__What you should do__
Write the data below out in full, exactly as it stands.

╭──

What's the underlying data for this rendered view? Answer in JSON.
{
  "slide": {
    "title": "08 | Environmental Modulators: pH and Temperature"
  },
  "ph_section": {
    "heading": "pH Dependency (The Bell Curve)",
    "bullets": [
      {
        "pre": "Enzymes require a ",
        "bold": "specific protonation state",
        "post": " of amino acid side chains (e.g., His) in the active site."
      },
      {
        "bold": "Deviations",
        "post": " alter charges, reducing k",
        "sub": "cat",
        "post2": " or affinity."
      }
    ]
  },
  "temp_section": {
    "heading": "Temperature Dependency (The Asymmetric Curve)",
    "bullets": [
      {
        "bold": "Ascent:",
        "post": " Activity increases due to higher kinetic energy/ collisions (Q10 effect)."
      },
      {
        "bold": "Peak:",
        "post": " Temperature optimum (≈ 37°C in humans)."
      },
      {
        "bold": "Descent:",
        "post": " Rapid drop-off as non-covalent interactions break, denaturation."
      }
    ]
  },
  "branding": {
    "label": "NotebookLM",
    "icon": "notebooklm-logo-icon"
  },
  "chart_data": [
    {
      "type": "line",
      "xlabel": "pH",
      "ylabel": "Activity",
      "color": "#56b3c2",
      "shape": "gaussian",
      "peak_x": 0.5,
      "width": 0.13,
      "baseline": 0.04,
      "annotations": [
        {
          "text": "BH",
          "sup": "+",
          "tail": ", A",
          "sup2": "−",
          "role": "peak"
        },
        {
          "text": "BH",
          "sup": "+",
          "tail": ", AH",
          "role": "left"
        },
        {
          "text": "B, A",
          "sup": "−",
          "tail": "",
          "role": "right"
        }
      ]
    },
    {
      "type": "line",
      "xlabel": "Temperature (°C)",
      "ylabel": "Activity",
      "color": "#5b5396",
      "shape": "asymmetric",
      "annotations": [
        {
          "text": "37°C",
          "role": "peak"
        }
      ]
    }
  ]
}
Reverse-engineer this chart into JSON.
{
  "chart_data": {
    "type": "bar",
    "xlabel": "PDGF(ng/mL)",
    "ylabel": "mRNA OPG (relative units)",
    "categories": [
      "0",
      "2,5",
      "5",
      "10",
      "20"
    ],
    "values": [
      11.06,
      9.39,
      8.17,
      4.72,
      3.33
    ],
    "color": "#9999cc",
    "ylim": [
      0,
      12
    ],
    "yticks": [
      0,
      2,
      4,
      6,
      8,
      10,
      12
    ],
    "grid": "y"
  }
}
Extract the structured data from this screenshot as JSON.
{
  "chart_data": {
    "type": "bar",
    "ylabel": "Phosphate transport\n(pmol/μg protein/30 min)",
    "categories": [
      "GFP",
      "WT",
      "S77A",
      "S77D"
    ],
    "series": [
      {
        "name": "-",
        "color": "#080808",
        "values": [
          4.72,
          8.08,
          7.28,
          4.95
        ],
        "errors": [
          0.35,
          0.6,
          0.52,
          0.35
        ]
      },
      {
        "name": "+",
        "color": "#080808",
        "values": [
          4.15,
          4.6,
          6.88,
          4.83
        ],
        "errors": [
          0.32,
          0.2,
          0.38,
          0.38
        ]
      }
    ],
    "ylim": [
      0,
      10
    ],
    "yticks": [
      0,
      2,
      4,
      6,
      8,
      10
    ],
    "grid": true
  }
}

╰──

__Answer to this task__
What's the underlying data for this rendered view? Answer in JSON.
{
  "slide": {
    "title": "08 | Environmental Modulators: pH and Temperature"
  },
  "ph_section": {
    "heading": "pH Dependency (The Bell Curve)",
    "bullets": [
      {
        "pre": "Enzymes require a ",
        "bold": "specific protonation state",
        "post": " of amino acid side chains (e.g., His) in the active site."
      },
      {
        "bold": "Deviations",
        "post": " alter charges, reducing k",
        "sub": "cat",
        "post2": " or affinity."
      }
    ]
  },
  "temp_section": {
    "heading": "Temperature Dependency (The Asymmetric Curve)",
    "bullets": [
      {
        "bold": "Ascent:",
        "post": " Activity increases due to higher kinetic energy/ collisions (Q10 effect)."
      },
      {
        "bold": "Peak:",
        "post": " Temperature optimum (≈ 37°C in humans)."
      },
      {
        "bold": "Descent:",
        "post": " Rapid drop-off as non-covalent interactions break, denaturation."
      }
    ]
  },
  "branding": {
    "label": "NotebookLM",
    "icon": "notebooklm-logo-icon"
  },
  "chart_data": [
    {
      "type": "line",
      "xlabel": "pH",
      "ylabel": "Activity",
      "color": "#56b3c2",
      "shape": "gaussian",
      "peak_x": 0.5,
      "width": 0.13,
      "baseline": 0.04,
      "annotations": [
        {
          "text": "BH",
          "sup": "+",
          "tail": ", A",
          "sup2": "−",
          "role": "peak"
        },
        {
          "text": "BH",
          "sup": "+",
          "tail": ", AH",
          "role": "left"
        },
        {
          "text": "B, A",
          "sup": "−",
          "tail": "",
          "role": "right"
        }
      ]
    },
    {
      "type": "line",
      "xlabel": "Temperature (°C)",
      "ylabel": "Activity",
      "color": "#5b5396",
      "shape": "asymmetric",
      "annotations": [
        {
          "text": "37°C",
          "role": "peak"
        }
      ]
    }
  ]
}
Reverse-engineer this chart into JSON.
{
  "chart_data": {
    "type": "bar",
    "xlabel": "PDGF(ng/mL)",
    "ylabel": "mRNA OPG (relative units)",
    "categories": [
      "0",
      "2,5",
      "5",
      "10",
      "20"
    ],
    "values": [
      11.06,
      9.39,
      8.17,
      4.72,
      3.33
    ],
    "color": "#9999cc",
    "ylim": [
      0,
      12
    ],
    "yticks": [
      0,
      2,
      4,
      6,
      8,
      10,
      12
    ],
    "grid": "y"
  }
}
Extract the structured data from this screenshot as JSON.
{
  "chart_data": {
    "type": "bar",
    "ylabel": "Phosphate transport\n(pmol/μg protein/30 min)",
    "categories": [
      "GFP",
      "WT",
      "S77A",
      "S77D"
    ],
    "series": [
      {
        "name": "-",
        "color": "#080808",
        "values": [
          4.72,
          8.08,
          7.28,
          4.95
        ],
        "errors": [
          0.35,
          0.6,
          0.52,
          0.35
        ]
      },
      {
        "name": "+",
        "color": "#080808",
        "values": [
          4.15,
          4.6,
          6.88,
          4.83
        ],
        "errors": [
          0.32,
          0.2,
          0.38,
          0.38
        ]
      }
    ],
    "ylim": [
      0,
      10
    ],
    "yticks": [
      0,
      2,
      4,
      6,
      8,
      10
    ],
    "grid": true
  }
}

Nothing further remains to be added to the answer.